■ **What the task asks**
Your answer should be a single number: the count of lines that include "Google".

╭──

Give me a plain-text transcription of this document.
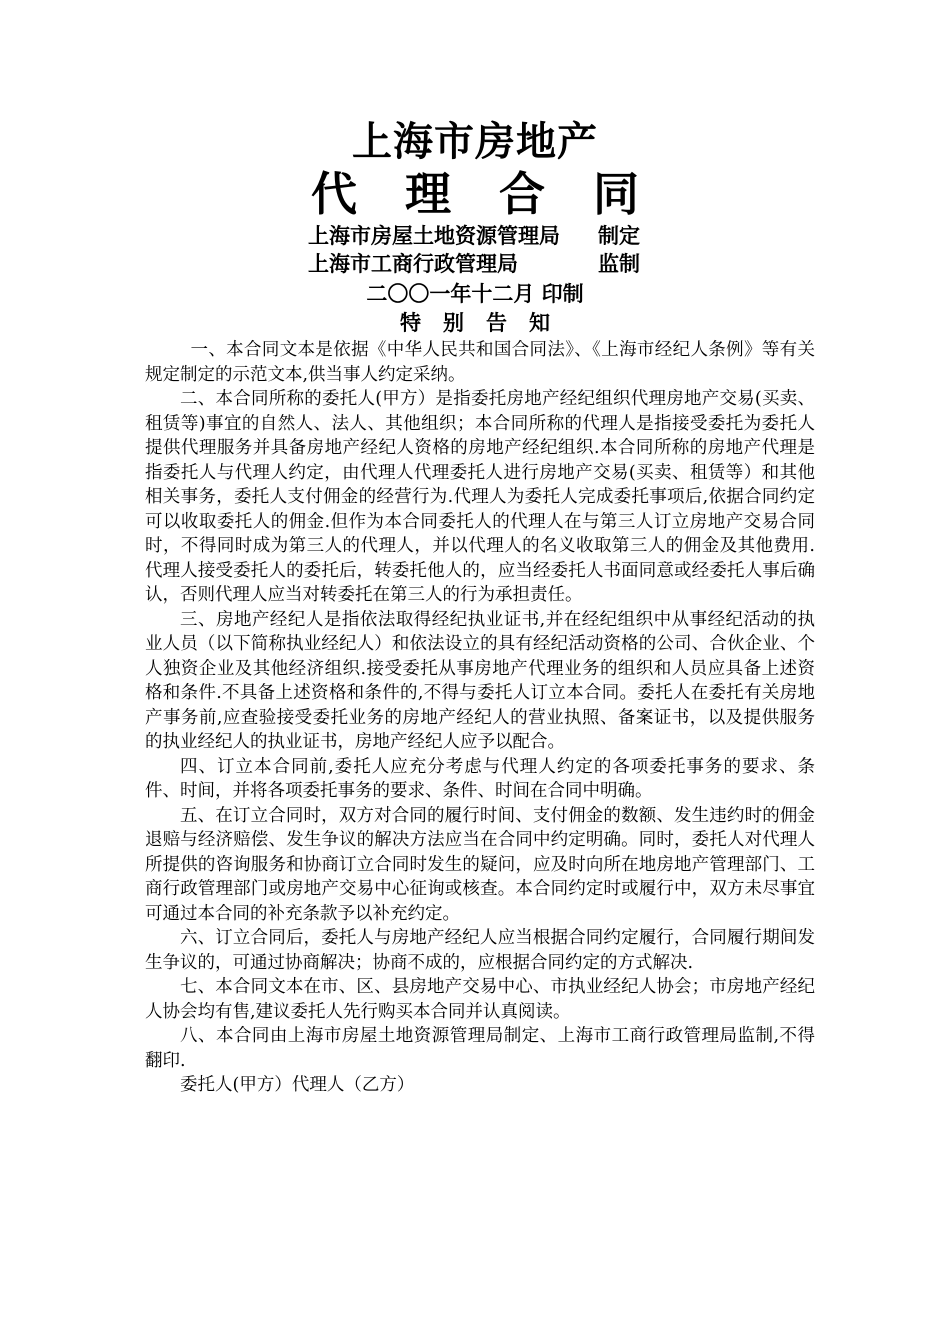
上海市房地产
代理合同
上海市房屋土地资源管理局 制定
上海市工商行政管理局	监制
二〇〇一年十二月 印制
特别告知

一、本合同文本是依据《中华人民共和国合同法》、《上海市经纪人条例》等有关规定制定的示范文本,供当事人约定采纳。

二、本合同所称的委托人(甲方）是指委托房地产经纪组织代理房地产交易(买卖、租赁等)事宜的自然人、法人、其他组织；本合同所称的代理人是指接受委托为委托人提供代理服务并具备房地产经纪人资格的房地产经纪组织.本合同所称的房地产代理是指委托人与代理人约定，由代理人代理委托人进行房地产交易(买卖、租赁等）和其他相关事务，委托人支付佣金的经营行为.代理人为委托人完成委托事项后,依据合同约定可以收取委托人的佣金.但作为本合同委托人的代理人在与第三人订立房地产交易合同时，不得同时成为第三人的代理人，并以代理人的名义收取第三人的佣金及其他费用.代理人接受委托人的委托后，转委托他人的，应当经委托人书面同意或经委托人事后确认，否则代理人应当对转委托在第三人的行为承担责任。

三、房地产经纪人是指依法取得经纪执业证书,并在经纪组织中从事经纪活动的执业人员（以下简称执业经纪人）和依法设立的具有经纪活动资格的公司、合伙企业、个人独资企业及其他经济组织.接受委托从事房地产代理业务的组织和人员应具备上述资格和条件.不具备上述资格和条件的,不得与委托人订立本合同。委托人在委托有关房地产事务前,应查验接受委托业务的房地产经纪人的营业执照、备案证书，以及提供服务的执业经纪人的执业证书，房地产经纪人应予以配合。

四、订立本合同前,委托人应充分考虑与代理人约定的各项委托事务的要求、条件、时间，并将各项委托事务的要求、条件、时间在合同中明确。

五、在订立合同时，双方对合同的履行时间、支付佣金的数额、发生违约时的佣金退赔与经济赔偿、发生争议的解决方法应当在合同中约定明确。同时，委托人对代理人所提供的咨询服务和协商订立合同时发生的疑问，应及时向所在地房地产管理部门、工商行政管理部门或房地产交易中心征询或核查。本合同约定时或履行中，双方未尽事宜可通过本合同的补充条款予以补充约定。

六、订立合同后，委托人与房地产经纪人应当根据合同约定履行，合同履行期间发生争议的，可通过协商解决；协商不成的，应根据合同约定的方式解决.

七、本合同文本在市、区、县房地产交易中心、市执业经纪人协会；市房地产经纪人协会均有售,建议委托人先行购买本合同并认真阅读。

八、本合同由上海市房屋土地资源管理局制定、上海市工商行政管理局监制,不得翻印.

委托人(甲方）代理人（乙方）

╰──
╭──

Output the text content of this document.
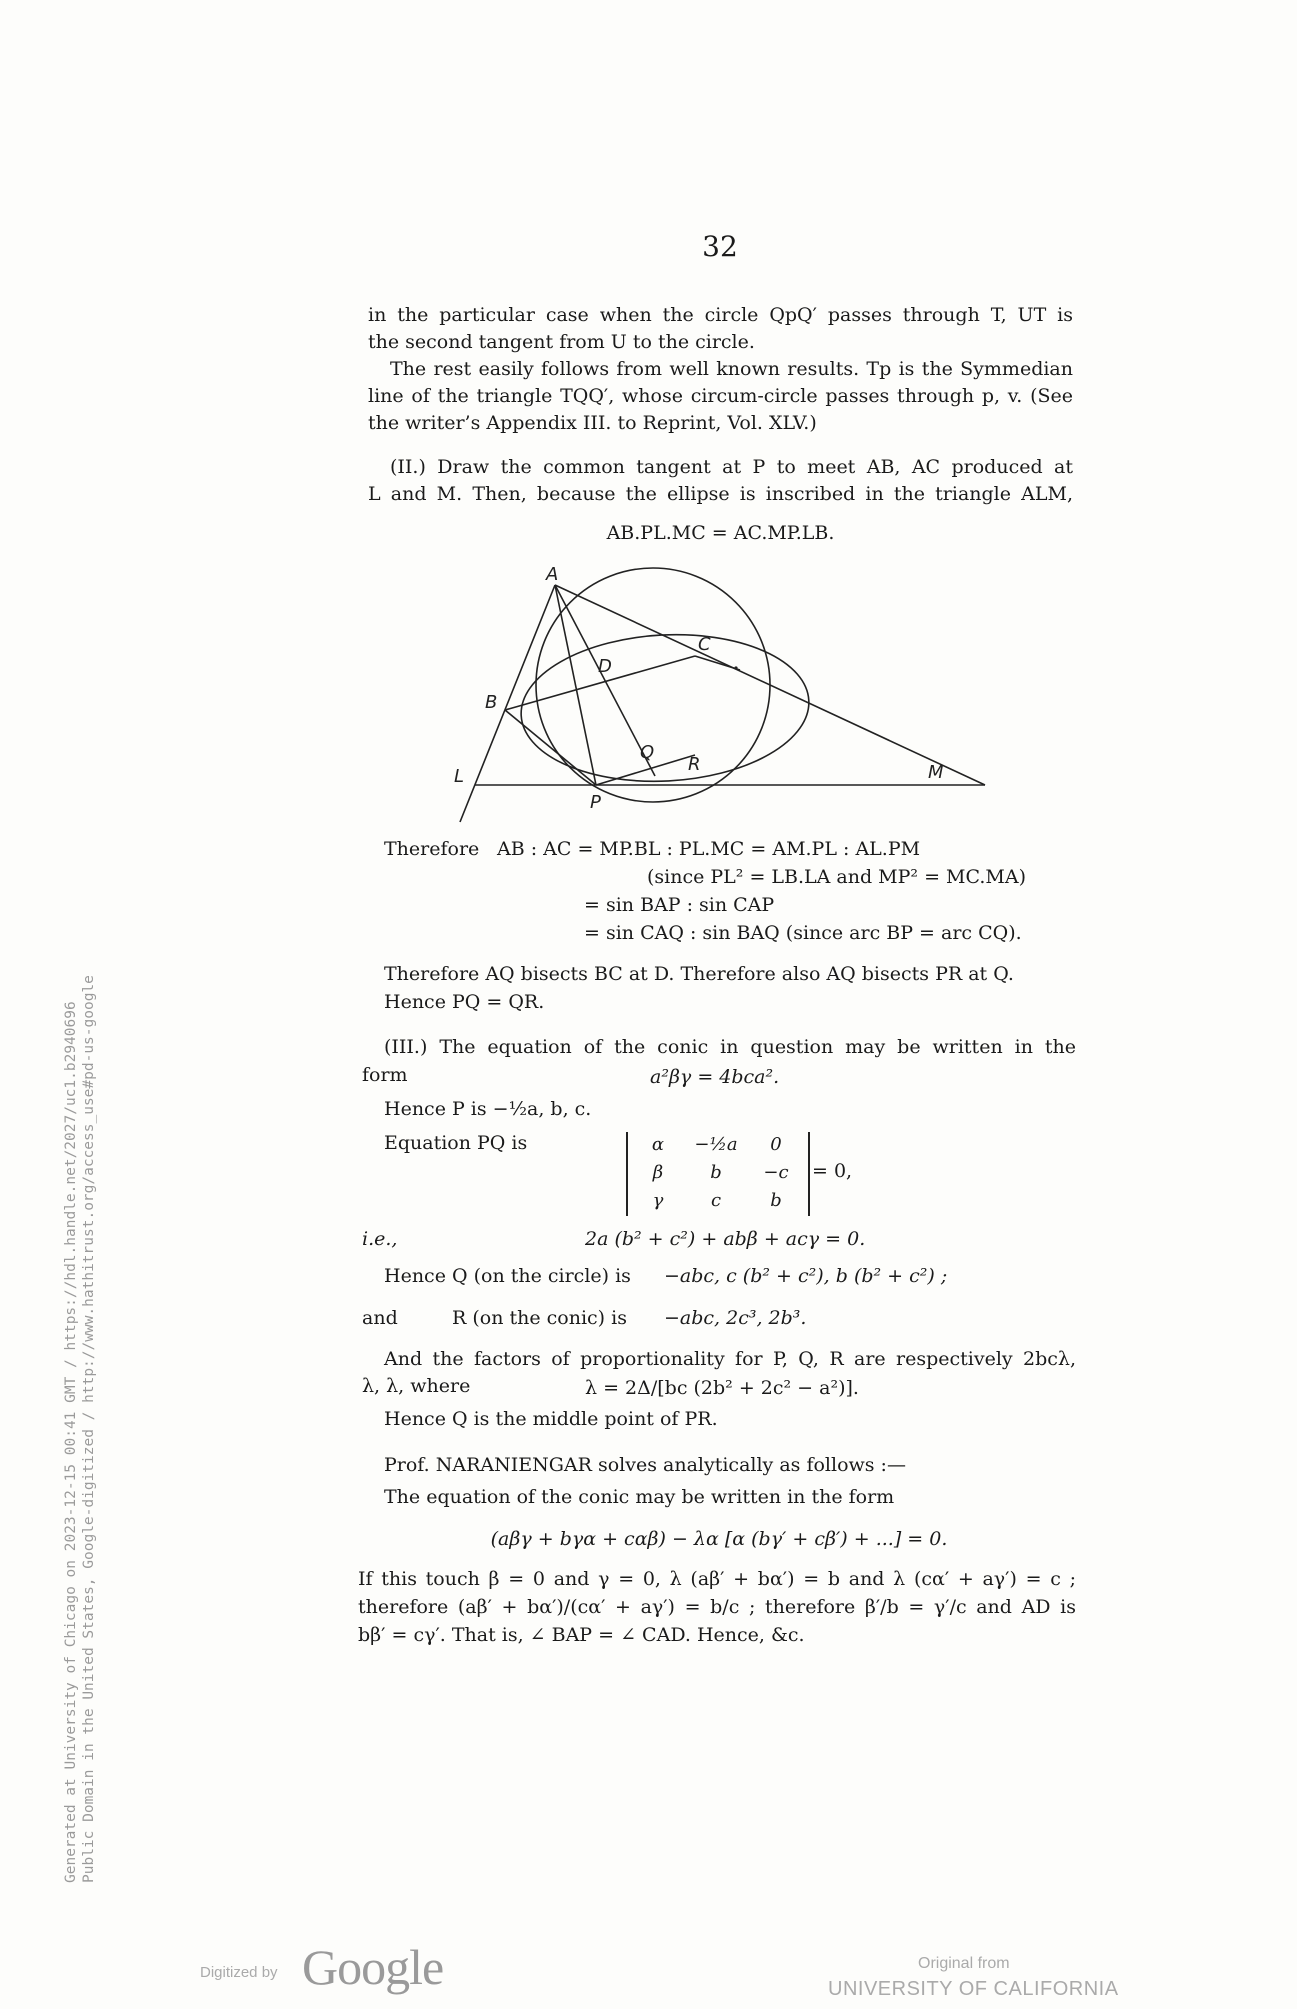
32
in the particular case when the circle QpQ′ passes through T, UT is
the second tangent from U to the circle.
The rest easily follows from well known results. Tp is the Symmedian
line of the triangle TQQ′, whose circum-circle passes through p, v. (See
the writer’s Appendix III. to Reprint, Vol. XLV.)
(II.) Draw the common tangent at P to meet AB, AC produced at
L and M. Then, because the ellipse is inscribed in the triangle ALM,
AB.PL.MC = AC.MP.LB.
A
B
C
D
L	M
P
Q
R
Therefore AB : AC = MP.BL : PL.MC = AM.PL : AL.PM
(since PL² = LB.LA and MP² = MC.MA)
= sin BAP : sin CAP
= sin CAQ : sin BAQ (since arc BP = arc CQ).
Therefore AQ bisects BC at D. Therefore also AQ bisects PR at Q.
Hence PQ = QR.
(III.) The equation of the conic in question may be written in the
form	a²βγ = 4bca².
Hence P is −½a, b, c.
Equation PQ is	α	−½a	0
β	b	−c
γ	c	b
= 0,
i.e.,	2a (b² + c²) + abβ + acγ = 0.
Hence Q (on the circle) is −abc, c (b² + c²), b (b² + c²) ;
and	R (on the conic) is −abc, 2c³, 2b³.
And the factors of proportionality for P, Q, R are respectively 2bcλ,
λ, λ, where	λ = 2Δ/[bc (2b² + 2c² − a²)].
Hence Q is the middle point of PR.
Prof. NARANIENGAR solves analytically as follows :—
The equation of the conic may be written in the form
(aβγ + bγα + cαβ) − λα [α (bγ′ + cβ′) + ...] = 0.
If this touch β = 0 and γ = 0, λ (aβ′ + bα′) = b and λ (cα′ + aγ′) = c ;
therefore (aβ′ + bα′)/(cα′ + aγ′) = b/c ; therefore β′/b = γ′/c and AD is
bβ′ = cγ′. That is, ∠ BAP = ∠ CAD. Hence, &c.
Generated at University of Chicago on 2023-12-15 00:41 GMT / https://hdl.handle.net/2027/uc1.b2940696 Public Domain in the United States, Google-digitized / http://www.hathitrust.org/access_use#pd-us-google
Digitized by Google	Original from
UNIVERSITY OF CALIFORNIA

╰──

■ **Result for this task**
2